What is required – Output all lines exactly, with nothing added or dropped.

Stored records:

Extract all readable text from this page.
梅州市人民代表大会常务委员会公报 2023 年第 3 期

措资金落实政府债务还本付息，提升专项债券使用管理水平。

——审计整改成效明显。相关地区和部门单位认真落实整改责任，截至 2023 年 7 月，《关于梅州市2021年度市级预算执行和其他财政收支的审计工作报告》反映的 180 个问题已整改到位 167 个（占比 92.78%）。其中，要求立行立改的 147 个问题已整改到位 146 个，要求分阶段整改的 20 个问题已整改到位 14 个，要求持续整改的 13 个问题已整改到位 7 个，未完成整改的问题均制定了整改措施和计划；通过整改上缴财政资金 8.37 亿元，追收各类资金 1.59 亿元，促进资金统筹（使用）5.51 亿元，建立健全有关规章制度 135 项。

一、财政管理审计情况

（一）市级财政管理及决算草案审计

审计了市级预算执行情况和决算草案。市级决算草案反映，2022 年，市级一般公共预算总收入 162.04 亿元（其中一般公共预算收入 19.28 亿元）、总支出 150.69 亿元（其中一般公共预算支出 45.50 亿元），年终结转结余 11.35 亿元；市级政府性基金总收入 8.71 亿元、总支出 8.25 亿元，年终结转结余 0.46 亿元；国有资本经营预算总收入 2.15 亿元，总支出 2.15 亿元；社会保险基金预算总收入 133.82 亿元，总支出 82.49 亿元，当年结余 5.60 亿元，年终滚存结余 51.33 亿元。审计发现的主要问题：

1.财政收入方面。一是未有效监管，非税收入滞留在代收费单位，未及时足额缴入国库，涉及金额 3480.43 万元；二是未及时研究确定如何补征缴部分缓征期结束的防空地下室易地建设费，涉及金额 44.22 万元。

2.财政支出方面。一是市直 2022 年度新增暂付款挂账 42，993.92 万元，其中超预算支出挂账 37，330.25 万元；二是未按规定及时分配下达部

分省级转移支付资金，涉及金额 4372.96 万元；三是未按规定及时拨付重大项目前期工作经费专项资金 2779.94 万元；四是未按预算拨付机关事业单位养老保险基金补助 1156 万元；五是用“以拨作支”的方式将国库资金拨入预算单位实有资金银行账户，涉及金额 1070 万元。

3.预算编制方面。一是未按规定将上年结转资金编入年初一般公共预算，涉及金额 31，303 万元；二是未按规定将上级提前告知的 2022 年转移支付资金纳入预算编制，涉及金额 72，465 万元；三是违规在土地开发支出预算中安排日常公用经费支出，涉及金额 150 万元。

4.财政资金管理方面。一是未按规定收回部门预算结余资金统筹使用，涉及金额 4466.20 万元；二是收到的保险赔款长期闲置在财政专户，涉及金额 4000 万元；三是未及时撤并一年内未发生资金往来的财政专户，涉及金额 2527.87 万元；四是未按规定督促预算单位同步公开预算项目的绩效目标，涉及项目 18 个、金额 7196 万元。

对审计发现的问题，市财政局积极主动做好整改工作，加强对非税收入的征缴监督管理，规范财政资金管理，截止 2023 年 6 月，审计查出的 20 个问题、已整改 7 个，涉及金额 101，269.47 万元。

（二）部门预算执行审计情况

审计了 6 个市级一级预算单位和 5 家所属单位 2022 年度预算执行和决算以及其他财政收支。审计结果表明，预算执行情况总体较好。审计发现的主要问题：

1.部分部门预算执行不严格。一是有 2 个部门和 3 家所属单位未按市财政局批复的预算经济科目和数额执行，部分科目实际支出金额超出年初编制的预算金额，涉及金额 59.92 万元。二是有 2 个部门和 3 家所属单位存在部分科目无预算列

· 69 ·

Full output –
Extract all readable text from this page.
梅州市人民代表大会常务委员会公报 2023 年第 3 期

措资金落实政府债务还本付息，提升专项债券使用管理水平。

——审计整改成效明显。相关地区和部门单位认真落实整改责任，截至 2023 年 7 月，《关于梅州市2021年度市级预算执行和其他财政收支的审计工作报告》反映的 180 个问题已整改到位 167 个（占比 92.78%）。其中，要求立行立改的 147 个问题已整改到位 146 个，要求分阶段整改的 20 个问题已整改到位 14 个，要求持续整改的 13 个问题已整改到位 7 个，未完成整改的问题均制定了整改措施和计划；通过整改上缴财政资金 8.37 亿元，追收各类资金 1.59 亿元，促进资金统筹（使用）5.51 亿元，建立健全有关规章制度 135 项。

一、财政管理审计情况

（一）市级财政管理及决算草案审计

审计了市级预算执行情况和决算草案。市级决算草案反映，2022 年，市级一般公共预算总收入 162.04 亿元（其中一般公共预算收入 19.28 亿元）、总支出 150.69 亿元（其中一般公共预算支出 45.50 亿元），年终结转结余 11.35 亿元；市级政府性基金总收入 8.71 亿元、总支出 8.25 亿元，年终结转结余 0.46 亿元；国有资本经营预算总收入 2.15 亿元，总支出 2.15 亿元；社会保险基金预算总收入 133.82 亿元，总支出 82.49 亿元，当年结余 5.60 亿元，年终滚存结余 51.33 亿元。审计发现的主要问题：

1.财政收入方面。一是未有效监管，非税收入滞留在代收费单位，未及时足额缴入国库，涉及金额 3480.43 万元；二是未及时研究确定如何补征缴部分缓征期结束的防空地下室易地建设费，涉及金额 44.22 万元。

2.财政支出方面。一是市直 2022 年度新增暂付款挂账 42，993.92 万元，其中超预算支出挂账 37，330.25 万元；二是未按规定及时分配下达部

分省级转移支付资金，涉及金额 4372.96 万元；三是未按规定及时拨付重大项目前期工作经费专项资金 2779.94 万元；四是未按预算拨付机关事业单位养老保险基金补助 1156 万元；五是用“以拨作支”的方式将国库资金拨入预算单位实有资金银行账户，涉及金额 1070 万元。

3.预算编制方面。一是未按规定将上年结转资金编入年初一般公共预算，涉及金额 31，303 万元；二是未按规定将上级提前告知的 2022 年转移支付资金纳入预算编制，涉及金额 72，465 万元；三是违规在土地开发支出预算中安排日常公用经费支出，涉及金额 150 万元。

4.财政资金管理方面。一是未按规定收回部门预算结余资金统筹使用，涉及金额 4466.20 万元；二是收到的保险赔款长期闲置在财政专户，涉及金额 4000 万元；三是未及时撤并一年内未发生资金往来的财政专户，涉及金额 2527.87 万元；四是未按规定督促预算单位同步公开预算项目的绩效目标，涉及项目 18 个、金额 7196 万元。

对审计发现的问题，市财政局积极主动做好整改工作，加强对非税收入的征缴监督管理，规范财政资金管理，截止 2023 年 6 月，审计查出的 20 个问题、已整改 7 个，涉及金额 101，269.47 万元。

（二）部门预算执行审计情况

审计了 6 个市级一级预算单位和 5 家所属单位 2022 年度预算执行和决算以及其他财政收支。审计结果表明，预算执行情况总体较好。审计发现的主要问题：

1.部分部门预算执行不严格。一是有 2 个部门和 3 家所属单位未按市财政局批复的预算经济科目和数额执行，部分科目实际支出金额超出年初编制的预算金额，涉及金额 59.92 万元。二是有 2 个部门和 3 家所属单位存在部分科目无预算列

· 69 ·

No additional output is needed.